begin SUPPLIED MATERIAL

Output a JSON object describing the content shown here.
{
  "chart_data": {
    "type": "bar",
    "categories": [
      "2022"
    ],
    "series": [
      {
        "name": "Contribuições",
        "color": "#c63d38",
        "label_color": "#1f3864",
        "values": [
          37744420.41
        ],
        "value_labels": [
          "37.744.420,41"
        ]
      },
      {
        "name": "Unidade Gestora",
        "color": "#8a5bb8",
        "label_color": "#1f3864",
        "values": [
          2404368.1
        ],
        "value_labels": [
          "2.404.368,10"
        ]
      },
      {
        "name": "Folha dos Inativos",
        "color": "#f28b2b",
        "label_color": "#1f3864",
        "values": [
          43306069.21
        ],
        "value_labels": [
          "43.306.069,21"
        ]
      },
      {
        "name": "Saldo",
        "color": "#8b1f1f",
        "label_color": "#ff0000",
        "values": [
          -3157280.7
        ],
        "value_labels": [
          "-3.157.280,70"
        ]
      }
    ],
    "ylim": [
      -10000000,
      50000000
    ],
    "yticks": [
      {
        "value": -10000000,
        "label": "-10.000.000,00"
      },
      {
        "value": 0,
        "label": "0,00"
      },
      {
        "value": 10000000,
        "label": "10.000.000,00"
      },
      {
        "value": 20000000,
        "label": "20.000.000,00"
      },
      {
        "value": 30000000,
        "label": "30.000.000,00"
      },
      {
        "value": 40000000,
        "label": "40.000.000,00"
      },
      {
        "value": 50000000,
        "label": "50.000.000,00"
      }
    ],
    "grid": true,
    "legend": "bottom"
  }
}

end SUPPLIED MATERIAL

**GIVEN PROBLEM**
The entries above must be returned in full, exactly as shown.

**TASK OUTPUT**
Output a JSON object describing the content shown here.
{
  "chart_data": {
    "type": "bar",
    "categories": [
      "2022"
    ],
    "series": [
      {
        "name": "Contribuições",
        "color": "#c63d38",
        "label_color": "#1f3864",
        "values": [
          37744420.41
        ],
        "value_labels": [
          "37.744.420,41"
        ]
      },
      {
        "name": "Unidade Gestora",
        "color": "#8a5bb8",
        "label_color": "#1f3864",
        "values": [
          2404368.1
        ],
        "value_labels": [
          "2.404.368,10"
        ]
      },
      {
        "name": "Folha dos Inativos",
        "color": "#f28b2b",
        "label_color": "#1f3864",
        "values": [
          43306069.21
        ],
        "value_labels": [
          "43.306.069,21"
        ]
      },
      {
        "name": "Saldo",
        "color": "#8b1f1f",
        "label_color": "#ff0000",
        "values": [
          -3157280.7
        ],
        "value_labels": [
          "-3.157.280,70"
        ]
      }
    ],
    "ylim": [
      -10000000,
      50000000
    ],
    "yticks": [
      {
        "value": -10000000,
        "label": "-10.000.000,00"
      },
      {
        "value": 0,
        "label": "0,00"
      },
      {
        "value": 10000000,
        "label": "10.000.000,00"
      },
      {
        "value": 20000000,
        "label": "20.000.000,00"
      },
      {
        "value": 30000000,
        "label": "30.000.000,00"
      },
      {
        "value": 40000000,
        "label": "40.000.000,00"
      },
      {
        "value": 50000000,
        "label": "50.000.000,00"
      }
    ],
    "grid": true,
    "legend": "bottom"
  }
}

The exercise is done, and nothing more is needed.